### Exercise instructions
Please find every line in the records below that contains the string "callout", and copy each one in full. Matches are case-sensitive.

Start Supplied material

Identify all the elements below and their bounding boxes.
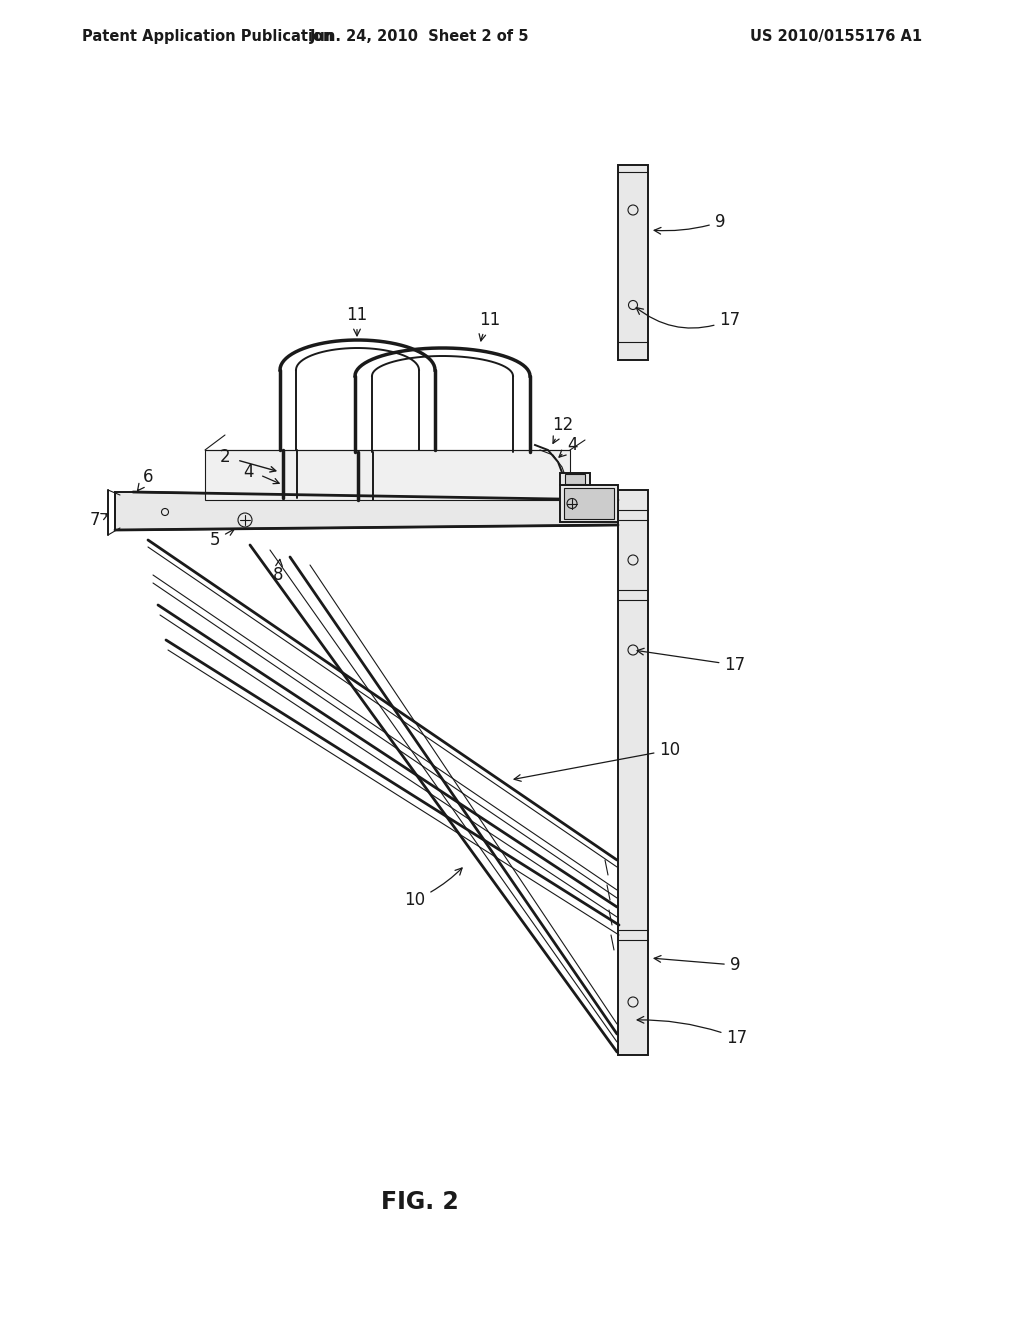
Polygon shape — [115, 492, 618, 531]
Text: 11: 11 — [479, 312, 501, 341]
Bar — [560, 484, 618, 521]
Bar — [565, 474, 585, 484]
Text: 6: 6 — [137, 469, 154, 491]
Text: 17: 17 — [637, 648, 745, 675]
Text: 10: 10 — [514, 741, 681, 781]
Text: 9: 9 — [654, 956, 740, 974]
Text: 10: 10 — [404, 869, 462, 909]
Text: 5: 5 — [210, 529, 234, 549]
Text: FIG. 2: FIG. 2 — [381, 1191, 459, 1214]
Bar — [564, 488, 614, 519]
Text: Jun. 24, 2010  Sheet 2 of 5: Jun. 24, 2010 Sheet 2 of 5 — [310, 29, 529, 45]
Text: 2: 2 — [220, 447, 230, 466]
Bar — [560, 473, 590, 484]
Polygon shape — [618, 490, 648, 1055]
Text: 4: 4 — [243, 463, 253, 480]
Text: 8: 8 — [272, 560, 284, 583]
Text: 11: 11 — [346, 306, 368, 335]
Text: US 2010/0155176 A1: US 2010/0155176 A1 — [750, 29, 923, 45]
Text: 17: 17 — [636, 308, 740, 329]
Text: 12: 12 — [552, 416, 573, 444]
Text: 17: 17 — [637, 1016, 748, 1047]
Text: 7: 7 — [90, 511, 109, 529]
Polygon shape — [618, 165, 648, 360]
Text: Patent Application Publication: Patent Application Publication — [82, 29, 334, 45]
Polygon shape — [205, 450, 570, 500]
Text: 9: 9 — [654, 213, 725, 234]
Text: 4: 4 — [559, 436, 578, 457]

End Supplied material
Start Supplied material

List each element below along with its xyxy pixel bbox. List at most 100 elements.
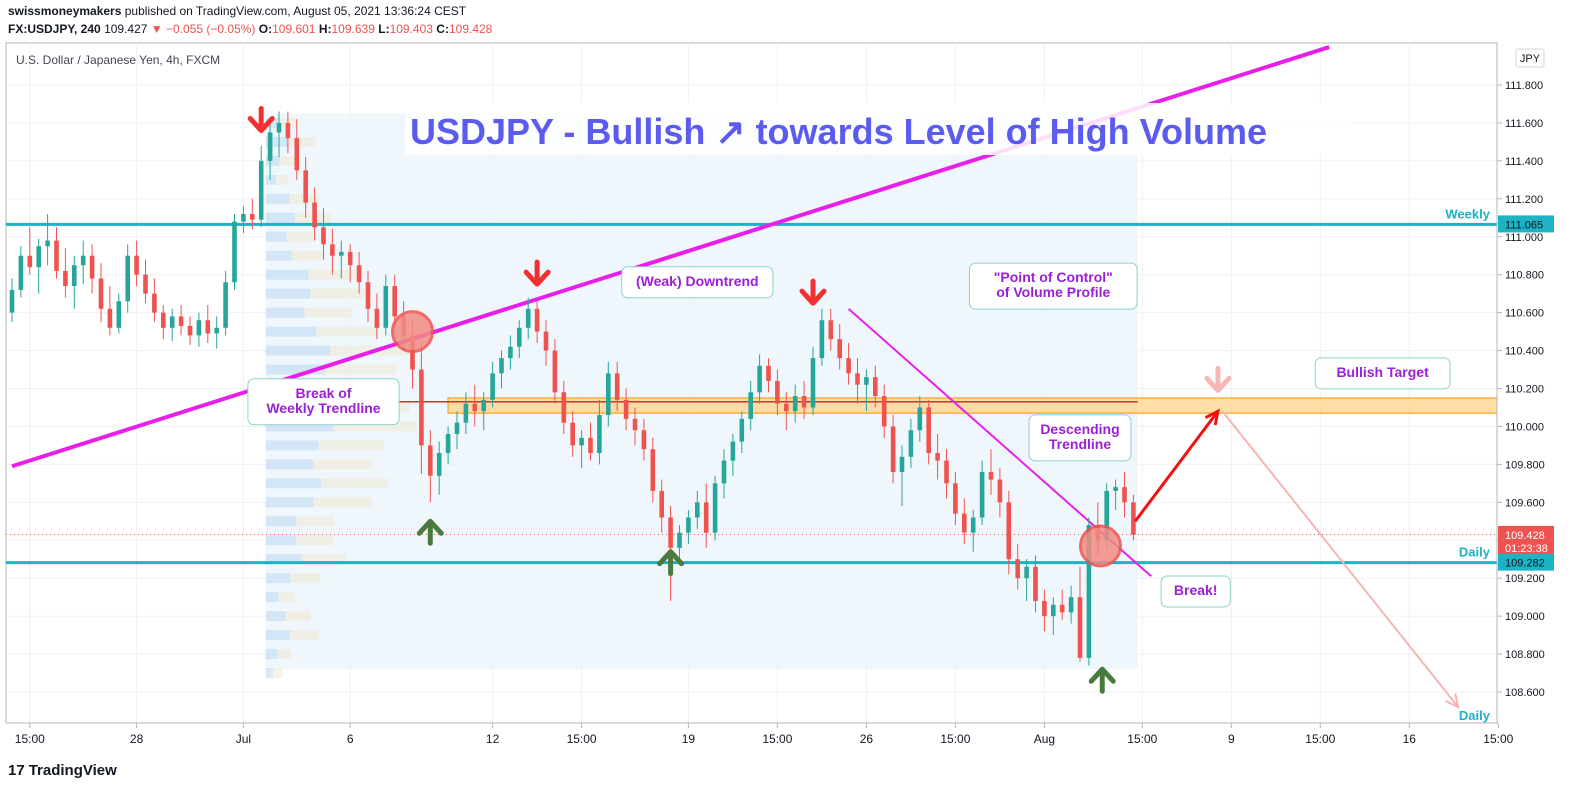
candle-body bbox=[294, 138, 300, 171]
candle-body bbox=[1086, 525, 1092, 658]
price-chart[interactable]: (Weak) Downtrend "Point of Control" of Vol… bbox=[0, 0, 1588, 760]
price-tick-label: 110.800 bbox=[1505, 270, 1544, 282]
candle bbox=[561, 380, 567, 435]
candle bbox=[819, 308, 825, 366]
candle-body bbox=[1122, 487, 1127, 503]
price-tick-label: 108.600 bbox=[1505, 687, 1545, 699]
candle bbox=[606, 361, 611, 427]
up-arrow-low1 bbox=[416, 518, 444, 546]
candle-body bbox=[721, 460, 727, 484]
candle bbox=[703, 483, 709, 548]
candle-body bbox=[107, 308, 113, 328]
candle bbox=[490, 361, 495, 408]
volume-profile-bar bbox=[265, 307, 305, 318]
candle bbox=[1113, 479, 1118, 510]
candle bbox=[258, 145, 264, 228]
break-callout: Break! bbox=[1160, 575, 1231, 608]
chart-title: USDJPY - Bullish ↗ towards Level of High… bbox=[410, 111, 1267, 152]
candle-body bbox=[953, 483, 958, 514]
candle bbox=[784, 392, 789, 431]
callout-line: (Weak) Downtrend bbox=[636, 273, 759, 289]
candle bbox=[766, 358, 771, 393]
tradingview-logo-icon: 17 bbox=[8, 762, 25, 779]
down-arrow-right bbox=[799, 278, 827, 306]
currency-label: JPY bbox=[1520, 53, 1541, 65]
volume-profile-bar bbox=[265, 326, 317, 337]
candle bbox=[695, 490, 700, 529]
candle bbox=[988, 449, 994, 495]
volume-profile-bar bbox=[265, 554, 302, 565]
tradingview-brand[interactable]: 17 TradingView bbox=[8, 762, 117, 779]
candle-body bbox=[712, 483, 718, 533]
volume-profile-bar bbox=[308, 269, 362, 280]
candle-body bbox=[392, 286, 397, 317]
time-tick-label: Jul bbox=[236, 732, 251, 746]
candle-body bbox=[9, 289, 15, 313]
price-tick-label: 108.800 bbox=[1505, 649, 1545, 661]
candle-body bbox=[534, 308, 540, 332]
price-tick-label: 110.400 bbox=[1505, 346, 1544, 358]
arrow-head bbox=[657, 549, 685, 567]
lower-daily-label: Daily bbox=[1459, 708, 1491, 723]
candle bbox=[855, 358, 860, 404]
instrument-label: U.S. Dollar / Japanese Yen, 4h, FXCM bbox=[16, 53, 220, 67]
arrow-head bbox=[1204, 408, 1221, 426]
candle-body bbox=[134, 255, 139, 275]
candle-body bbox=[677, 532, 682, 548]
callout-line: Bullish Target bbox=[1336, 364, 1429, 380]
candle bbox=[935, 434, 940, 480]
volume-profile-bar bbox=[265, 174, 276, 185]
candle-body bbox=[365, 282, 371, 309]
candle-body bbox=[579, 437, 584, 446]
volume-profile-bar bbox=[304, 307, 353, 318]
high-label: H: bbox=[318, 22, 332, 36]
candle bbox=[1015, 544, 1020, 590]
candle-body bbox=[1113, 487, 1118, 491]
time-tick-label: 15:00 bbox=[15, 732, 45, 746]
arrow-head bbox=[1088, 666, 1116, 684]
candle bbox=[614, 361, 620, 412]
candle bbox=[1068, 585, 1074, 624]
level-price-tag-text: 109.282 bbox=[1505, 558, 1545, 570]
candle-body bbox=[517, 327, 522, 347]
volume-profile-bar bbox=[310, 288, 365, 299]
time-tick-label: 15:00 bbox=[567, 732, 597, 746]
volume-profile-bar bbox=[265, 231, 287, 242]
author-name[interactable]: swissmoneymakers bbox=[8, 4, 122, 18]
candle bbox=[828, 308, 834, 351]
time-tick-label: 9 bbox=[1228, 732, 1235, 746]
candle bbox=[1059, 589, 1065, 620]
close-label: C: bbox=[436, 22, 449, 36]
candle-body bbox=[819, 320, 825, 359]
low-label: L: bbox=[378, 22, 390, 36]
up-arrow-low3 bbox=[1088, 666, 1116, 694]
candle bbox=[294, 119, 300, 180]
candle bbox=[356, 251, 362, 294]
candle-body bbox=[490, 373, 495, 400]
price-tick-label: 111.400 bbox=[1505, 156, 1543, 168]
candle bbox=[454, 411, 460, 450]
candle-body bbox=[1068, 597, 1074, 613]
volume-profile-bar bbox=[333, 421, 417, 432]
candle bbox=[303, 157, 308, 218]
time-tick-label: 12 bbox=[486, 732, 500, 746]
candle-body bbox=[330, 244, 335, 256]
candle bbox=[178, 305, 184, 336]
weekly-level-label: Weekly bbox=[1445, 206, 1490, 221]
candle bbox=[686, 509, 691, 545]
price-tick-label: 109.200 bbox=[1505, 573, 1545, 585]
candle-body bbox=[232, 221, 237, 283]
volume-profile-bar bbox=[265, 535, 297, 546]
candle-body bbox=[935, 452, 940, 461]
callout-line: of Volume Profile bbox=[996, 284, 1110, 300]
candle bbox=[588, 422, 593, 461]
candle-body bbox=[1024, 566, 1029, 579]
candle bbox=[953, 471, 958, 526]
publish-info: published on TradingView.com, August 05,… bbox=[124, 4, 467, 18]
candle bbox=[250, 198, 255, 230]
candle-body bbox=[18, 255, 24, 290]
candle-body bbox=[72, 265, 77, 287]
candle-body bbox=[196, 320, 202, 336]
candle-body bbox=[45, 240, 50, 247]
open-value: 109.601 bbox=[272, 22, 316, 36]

End Supplied material

### Response
break-callout: Break! bbox=[1160, 575, 1231, 608]
callout-line: (Weak) Downtrend bbox=[636, 273, 759, 289]
callout-line: Bullish Target bbox=[1336, 364, 1429, 380]
callout-line: of Volume Profile bbox=[996, 284, 1110, 300]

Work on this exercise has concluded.